Show all lines that include the string "image"; copy each one.

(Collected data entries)
## BEGIN

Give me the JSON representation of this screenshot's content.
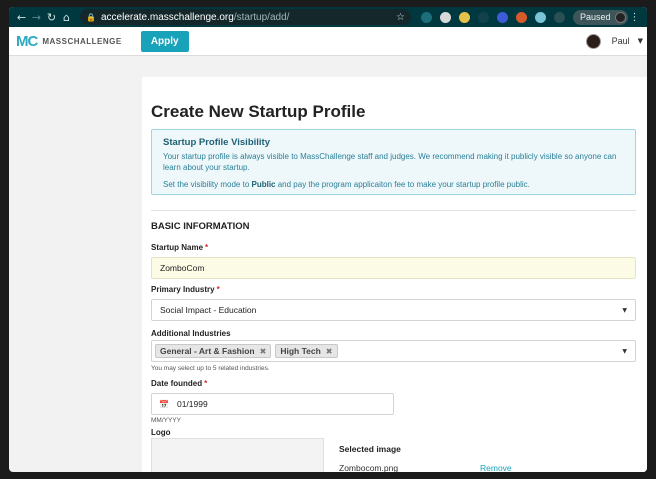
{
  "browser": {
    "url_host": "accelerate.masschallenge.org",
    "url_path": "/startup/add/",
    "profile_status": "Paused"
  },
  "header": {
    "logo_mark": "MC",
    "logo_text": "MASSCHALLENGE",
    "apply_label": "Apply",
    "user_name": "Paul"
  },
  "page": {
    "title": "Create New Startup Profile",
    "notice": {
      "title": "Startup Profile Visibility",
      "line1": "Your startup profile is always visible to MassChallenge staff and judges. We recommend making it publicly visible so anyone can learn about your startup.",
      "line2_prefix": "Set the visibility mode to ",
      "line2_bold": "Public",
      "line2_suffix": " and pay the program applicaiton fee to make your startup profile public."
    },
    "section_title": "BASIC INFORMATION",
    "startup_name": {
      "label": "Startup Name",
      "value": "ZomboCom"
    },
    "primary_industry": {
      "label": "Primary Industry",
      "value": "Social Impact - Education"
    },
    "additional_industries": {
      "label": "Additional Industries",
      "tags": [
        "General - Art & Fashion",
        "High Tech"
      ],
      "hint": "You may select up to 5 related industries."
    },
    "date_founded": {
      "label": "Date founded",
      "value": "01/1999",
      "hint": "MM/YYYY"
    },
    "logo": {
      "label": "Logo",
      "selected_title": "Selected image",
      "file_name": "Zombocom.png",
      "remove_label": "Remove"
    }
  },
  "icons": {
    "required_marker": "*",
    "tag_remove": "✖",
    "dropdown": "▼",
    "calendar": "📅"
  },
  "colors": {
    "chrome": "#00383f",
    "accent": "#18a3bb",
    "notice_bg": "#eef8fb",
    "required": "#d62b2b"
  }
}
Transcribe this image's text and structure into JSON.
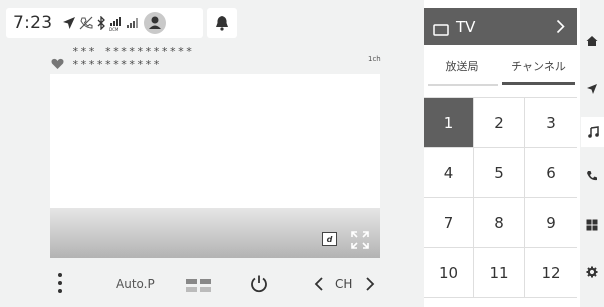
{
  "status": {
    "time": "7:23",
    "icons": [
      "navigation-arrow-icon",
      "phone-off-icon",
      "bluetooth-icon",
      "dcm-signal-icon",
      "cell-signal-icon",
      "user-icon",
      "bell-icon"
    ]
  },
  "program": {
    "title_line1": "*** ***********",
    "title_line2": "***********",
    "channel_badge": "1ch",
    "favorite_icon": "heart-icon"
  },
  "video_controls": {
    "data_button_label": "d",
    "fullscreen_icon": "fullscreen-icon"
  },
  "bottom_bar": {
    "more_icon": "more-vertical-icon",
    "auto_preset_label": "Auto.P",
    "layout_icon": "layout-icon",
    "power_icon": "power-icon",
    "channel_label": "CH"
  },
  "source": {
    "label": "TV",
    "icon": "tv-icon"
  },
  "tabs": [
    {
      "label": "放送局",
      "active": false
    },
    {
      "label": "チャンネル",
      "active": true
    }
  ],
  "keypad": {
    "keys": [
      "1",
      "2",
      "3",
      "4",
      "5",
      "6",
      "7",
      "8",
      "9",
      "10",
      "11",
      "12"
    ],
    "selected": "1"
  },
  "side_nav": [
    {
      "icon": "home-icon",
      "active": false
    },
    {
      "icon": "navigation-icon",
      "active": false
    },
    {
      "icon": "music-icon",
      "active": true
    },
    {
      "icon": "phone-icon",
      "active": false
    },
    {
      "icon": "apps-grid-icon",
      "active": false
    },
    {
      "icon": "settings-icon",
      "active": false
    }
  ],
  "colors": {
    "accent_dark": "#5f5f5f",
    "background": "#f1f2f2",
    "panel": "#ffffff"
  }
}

## END
## BEGIN

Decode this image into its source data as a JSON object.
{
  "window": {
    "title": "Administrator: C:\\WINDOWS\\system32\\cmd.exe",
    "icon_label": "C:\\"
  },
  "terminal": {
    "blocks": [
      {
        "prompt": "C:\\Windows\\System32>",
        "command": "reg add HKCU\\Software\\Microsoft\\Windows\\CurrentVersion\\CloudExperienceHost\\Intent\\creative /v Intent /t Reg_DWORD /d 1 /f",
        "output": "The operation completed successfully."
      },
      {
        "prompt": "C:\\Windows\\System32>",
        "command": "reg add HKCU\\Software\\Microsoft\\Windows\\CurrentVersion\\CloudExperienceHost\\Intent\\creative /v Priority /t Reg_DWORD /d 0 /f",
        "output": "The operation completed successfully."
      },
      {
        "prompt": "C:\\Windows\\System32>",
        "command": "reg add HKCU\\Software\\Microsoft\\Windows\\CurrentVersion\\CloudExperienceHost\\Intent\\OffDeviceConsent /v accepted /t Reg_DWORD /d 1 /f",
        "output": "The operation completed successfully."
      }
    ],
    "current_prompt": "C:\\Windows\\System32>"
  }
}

## END

* Answer for this exercise *
      "selected_title": "Selected image",
Transcribe this image's text and structure into JSON.
Decode this image into its source data as a JSON object.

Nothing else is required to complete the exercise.